#### Task
Pictures stay out of the copy; set down each line of the listing below exactly.

::::::

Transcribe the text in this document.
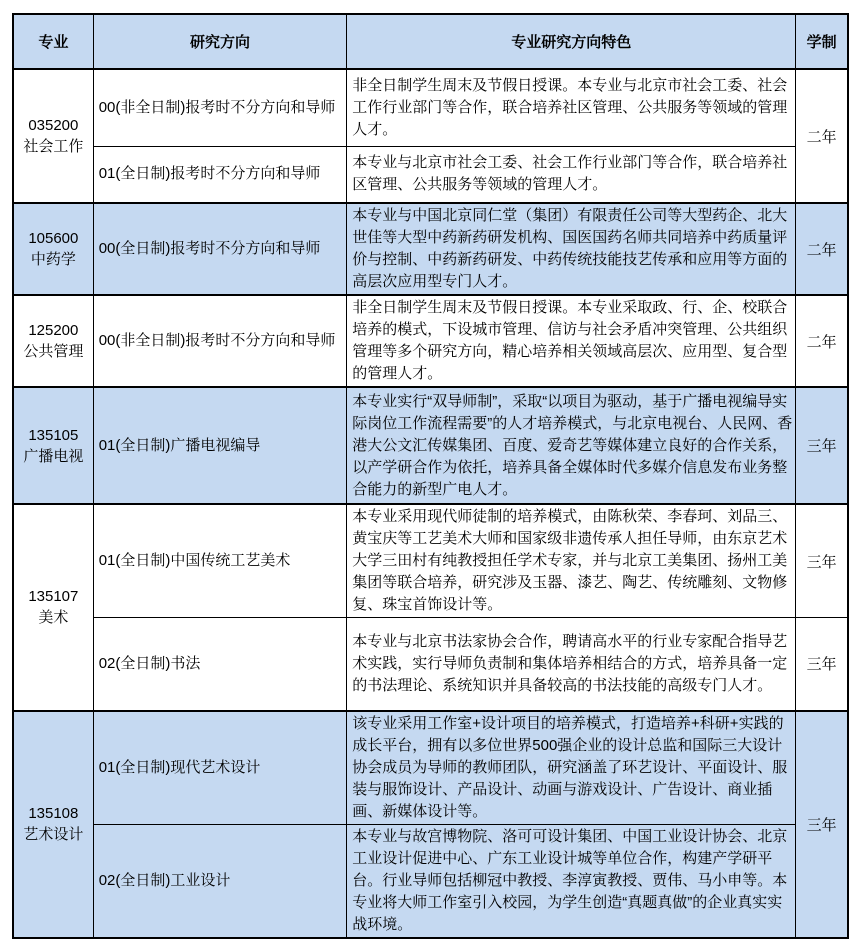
专业	研究方向	专业研究方向特色	学制

035200
社会工作	00(非全日制)报考时不分方向和导师	非全日制学生周末及节假日授课。本专业与北京市社会工委、社会工作行业部门等合作，联合培养社区管理、公共服务等领域的管理人才。	二年
	01(全日制)报考时不分方向和导师	本专业与北京市社会工委、社会工作行业部门等合作，联合培养社区管理、公共服务等领域的管理人才。	

105600
中药学	00(全日制)报考时不分方向和导师	本专业与中国北京同仁堂（集团）有限责任公司等大型药企、北大世佳等大型中药新药研发机构、国医国药名师共同培养中药质量评价与控制、中药新药研发、中药传统技能技艺传承和应用等方面的高层次应用型专门人才。	二年

125200
公共管理	00(非全日制)报考时不分方向和导师	非全日制学生周末及节假日授课。本专业采取政、行、企、校联合培养的模式，下设城市管理、信访与社会矛盾冲突管理、公共组织管理等多个研究方向，精心培养相关领域高层次、应用型、复合型的管理人才。	二年

135105
广播电视	01(全日制)广播电视编导	本专业实行“双导师制”，采取“以项目为驱动，基于广播电视编导实际岗位工作流程需要”的人才培养模式，与北京电视台、人民网、香港大公文汇传媒集团、百度、爱奇艺等媒体建立良好的合作关系，以产学研合作为依托，培养具备全媒体时代多媒介信息发布业务整合能力的新型广电人才。	三年

135107
美术	01(全日制)中国传统工艺美术	本专业采用现代师徒制的培养模式，由陈秋荣、李春珂、刘品三、黄宝庆等工艺美术大师和国家级非遗传承人担任导师，由东京艺术大学三田村有纯教授担任学术专家，并与北京工美集团、扬州工美集团等联合培养，研究涉及玉器、漆艺、陶艺、传统雕刻、文物修复、珠宝首饰设计等。	三年
	02(全日制)书法	本专业与北京书法家协会合作，聘请高水平的行业专家配合指导艺术实践，实行导师负责制和集体培养相结合的方式，培养具备一定的书法理论、系统知识并具备较高的书法技能的高级专门人才。	三年

135108
艺术设计	01(全日制)现代艺术设计	该专业采用工作室+设计项目的培养模式，打造培养+科研+实践的成长平台，拥有以多位世界500强企业的设计总监和国际三大设计协会成员为导师的教师团队，研究涵盖了环艺设计、平面设计、服装与服饰设计、产品设计、动画与游戏设计、广告设计、商业插画、新媒体设计等。	三年
	02(全日制)工业设计	本专业与故宫博物院、洛可可设计集团、中国工业设计协会、北京工业设计促进中心、广东工业设计城等单位合作，构建产学研平台。行业导师包括柳冠中教授、李淳寅教授、贾伟、马小申等。本专业将大师工作室引入校园，为学生创造“真题真做”的企业真实实战环境。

::::::

#### Exercise solution
Transcribe the text in this document.
专业	研究方向	专业研究方向特色	学制

035200
社会工作	00(非全日制)报考时不分方向和导师	非全日制学生周末及节假日授课。本专业与北京市社会工委、社会工作行业部门等合作，联合培养社区管理、公共服务等领域的管理人才。	二年
	01(全日制)报考时不分方向和导师	本专业与北京市社会工委、社会工作行业部门等合作，联合培养社区管理、公共服务等领域的管理人才。	

105600
中药学	00(全日制)报考时不分方向和导师	本专业与中国北京同仁堂（集团）有限责任公司等大型药企、北大世佳等大型中药新药研发机构、国医国药名师共同培养中药质量评价与控制、中药新药研发、中药传统技能技艺传承和应用等方面的高层次应用型专门人才。	二年

125200
公共管理	00(非全日制)报考时不分方向和导师	非全日制学生周末及节假日授课。本专业采取政、行、企、校联合培养的模式，下设城市管理、信访与社会矛盾冲突管理、公共组织管理等多个研究方向，精心培养相关领域高层次、应用型、复合型的管理人才。	二年

135105
广播电视	01(全日制)广播电视编导	本专业实行“双导师制”，采取“以项目为驱动，基于广播电视编导实际岗位工作流程需要”的人才培养模式，与北京电视台、人民网、香港大公文汇传媒集团、百度、爱奇艺等媒体建立良好的合作关系，以产学研合作为依托，培养具备全媒体时代多媒介信息发布业务整合能力的新型广电人才。	三年

135107
美术	01(全日制)中国传统工艺美术	本专业采用现代师徒制的培养模式，由陈秋荣、李春珂、刘品三、黄宝庆等工艺美术大师和国家级非遗传承人担任导师，由东京艺术大学三田村有纯教授担任学术专家，并与北京工美集团、扬州工美集团等联合培养，研究涉及玉器、漆艺、陶艺、传统雕刻、文物修复、珠宝首饰设计等。	三年
	02(全日制)书法	本专业与北京书法家协会合作，聘请高水平的行业专家配合指导艺术实践，实行导师负责制和集体培养相结合的方式，培养具备一定的书法理论、系统知识并具备较高的书法技能的高级专门人才。	三年

135108
艺术设计	01(全日制)现代艺术设计	该专业采用工作室+设计项目的培养模式，打造培养+科研+实践的成长平台，拥有以多位世界500强企业的设计总监和国际三大设计协会成员为导师的教师团队，研究涵盖了环艺设计、平面设计、服装与服饰设计、产品设计、动画与游戏设计、广告设计、商业插画、新媒体设计等。	三年
	02(全日制)工业设计	本专业与故宫博物院、洛可可设计集团、中国工业设计协会、北京工业设计促进中心、广东工业设计城等单位合作，构建产学研平台。行业导师包括柳冠中教授、李淳寅教授、贾伟、马小申等。本专业将大师工作室引入校园，为学生创造“真题真做”的企业真实实战环境。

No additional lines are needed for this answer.